Make an exact copy of the records, with the images left out.

- Record excerpts
◆ ◆ ◆

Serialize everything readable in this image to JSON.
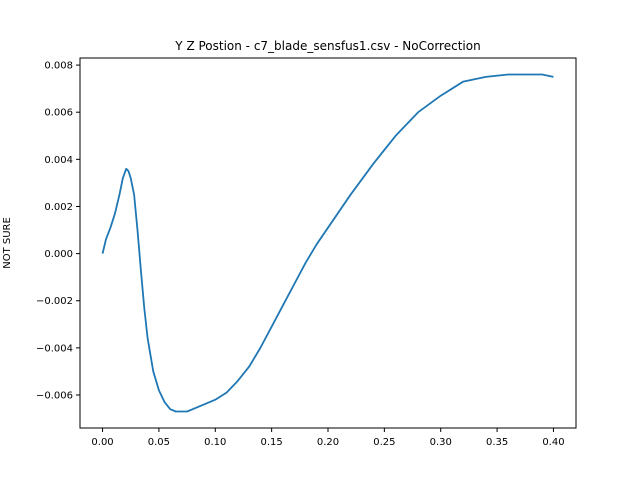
{
  "chart_data": {
    "type": "line",
    "title": "Y Z Postion - c7_blade_sensfus1.csv - NoCorrection",
    "xlabel": "",
    "ylabel": "NOT SURE",
    "xlim": [
      -0.02,
      0.42
    ],
    "ylim": [
      -0.0074,
      0.0083
    ],
    "xticks": [
      0.0,
      0.05,
      0.1,
      0.15,
      0.2,
      0.25,
      0.3,
      0.35,
      0.4
    ],
    "xtick_labels": [
      "0.00",
      "0.05",
      "0.10",
      "0.15",
      "0.20",
      "0.25",
      "0.30",
      "0.35",
      "0.40"
    ],
    "yticks": [
      -0.006,
      -0.004,
      -0.002,
      0.0,
      0.002,
      0.004,
      0.006,
      0.008
    ],
    "ytick_labels": [
      "−0.006",
      "−0.004",
      "−0.002",
      "0.000",
      "0.002",
      "0.004",
      "0.006",
      "0.008"
    ],
    "grid": false,
    "line_color": "#1f77b4",
    "series": [
      {
        "x": [
          0.0,
          0.003,
          0.007,
          0.011,
          0.015,
          0.018,
          0.021,
          0.023,
          0.025,
          0.028,
          0.031,
          0.034,
          0.037,
          0.04,
          0.045,
          0.05,
          0.055,
          0.06,
          0.065,
          0.07,
          0.075,
          0.08,
          0.09,
          0.1,
          0.11,
          0.12,
          0.13,
          0.14,
          0.15,
          0.16,
          0.17,
          0.18,
          0.19,
          0.2,
          0.22,
          0.24,
          0.26,
          0.28,
          0.3,
          0.32,
          0.34,
          0.36,
          0.38,
          0.39,
          0.4
        ],
        "y": [
          0.0,
          0.0006,
          0.0011,
          0.0017,
          0.0025,
          0.0032,
          0.0036,
          0.0035,
          0.0032,
          0.0025,
          0.001,
          -0.0007,
          -0.0023,
          -0.0036,
          -0.005,
          -0.0058,
          -0.0063,
          -0.0066,
          -0.0067,
          -0.0067,
          -0.0067,
          -0.0066,
          -0.0064,
          -0.0062,
          -0.0059,
          -0.0054,
          -0.0048,
          -0.004,
          -0.0031,
          -0.0022,
          -0.0013,
          -0.0004,
          0.0004,
          0.0011,
          0.0025,
          0.0038,
          0.005,
          0.006,
          0.0067,
          0.0073,
          0.0075,
          0.0076,
          0.0076,
          0.0076,
          0.0075
        ]
      }
    ]
  }
}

◆ ◆ ◆

- Worked answer
Serialize everything readable in this image to JSON.
{
  "chart_data": {
    "type": "line",
    "title": "Y Z Postion - c7_blade_sensfus1.csv - NoCorrection",
    "xlabel": "",
    "ylabel": "NOT SURE",
    "xlim": [
      -0.02,
      0.42
    ],
    "ylim": [
      -0.0074,
      0.0083
    ],
    "xticks": [
      0.0,
      0.05,
      0.1,
      0.15,
      0.2,
      0.25,
      0.3,
      0.35,
      0.4
    ],
    "xtick_labels": [
      "0.00",
      "0.05",
      "0.10",
      "0.15",
      "0.20",
      "0.25",
      "0.30",
      "0.35",
      "0.40"
    ],
    "yticks": [
      -0.006,
      -0.004,
      -0.002,
      0.0,
      0.002,
      0.004,
      0.006,
      0.008
    ],
    "ytick_labels": [
      "−0.006",
      "−0.004",
      "−0.002",
      "0.000",
      "0.002",
      "0.004",
      "0.006",
      "0.008"
    ],
    "grid": false,
    "line_color": "#1f77b4",
    "series": [
      {
        "x": [
          0.0,
          0.003,
          0.007,
          0.011,
          0.015,
          0.018,
          0.021,
          0.023,
          0.025,
          0.028,
          0.031,
          0.034,
          0.037,
          0.04,
          0.045,
          0.05,
          0.055,
          0.06,
          0.065,
          0.07,
          0.075,
          0.08,
          0.09,
          0.1,
          0.11,
          0.12,
          0.13,
          0.14,
          0.15,
          0.16,
          0.17,
          0.18,
          0.19,
          0.2,
          0.22,
          0.24,
          0.26,
          0.28,
          0.3,
          0.32,
          0.34,
          0.36,
          0.38,
          0.39,
          0.4
        ],
        "y": [
          0.0,
          0.0006,
          0.0011,
          0.0017,
          0.0025,
          0.0032,
          0.0036,
          0.0035,
          0.0032,
          0.0025,
          0.001,
          -0.0007,
          -0.0023,
          -0.0036,
          -0.005,
          -0.0058,
          -0.0063,
          -0.0066,
          -0.0067,
          -0.0067,
          -0.0067,
          -0.0066,
          -0.0064,
          -0.0062,
          -0.0059,
          -0.0054,
          -0.0048,
          -0.004,
          -0.0031,
          -0.0022,
          -0.0013,
          -0.0004,
          0.0004,
          0.0011,
          0.0025,
          0.0038,
          0.005,
          0.006,
          0.0067,
          0.0073,
          0.0075,
          0.0076,
          0.0076,
          0.0076,
          0.0075
        ]
      }
    ]
  }
}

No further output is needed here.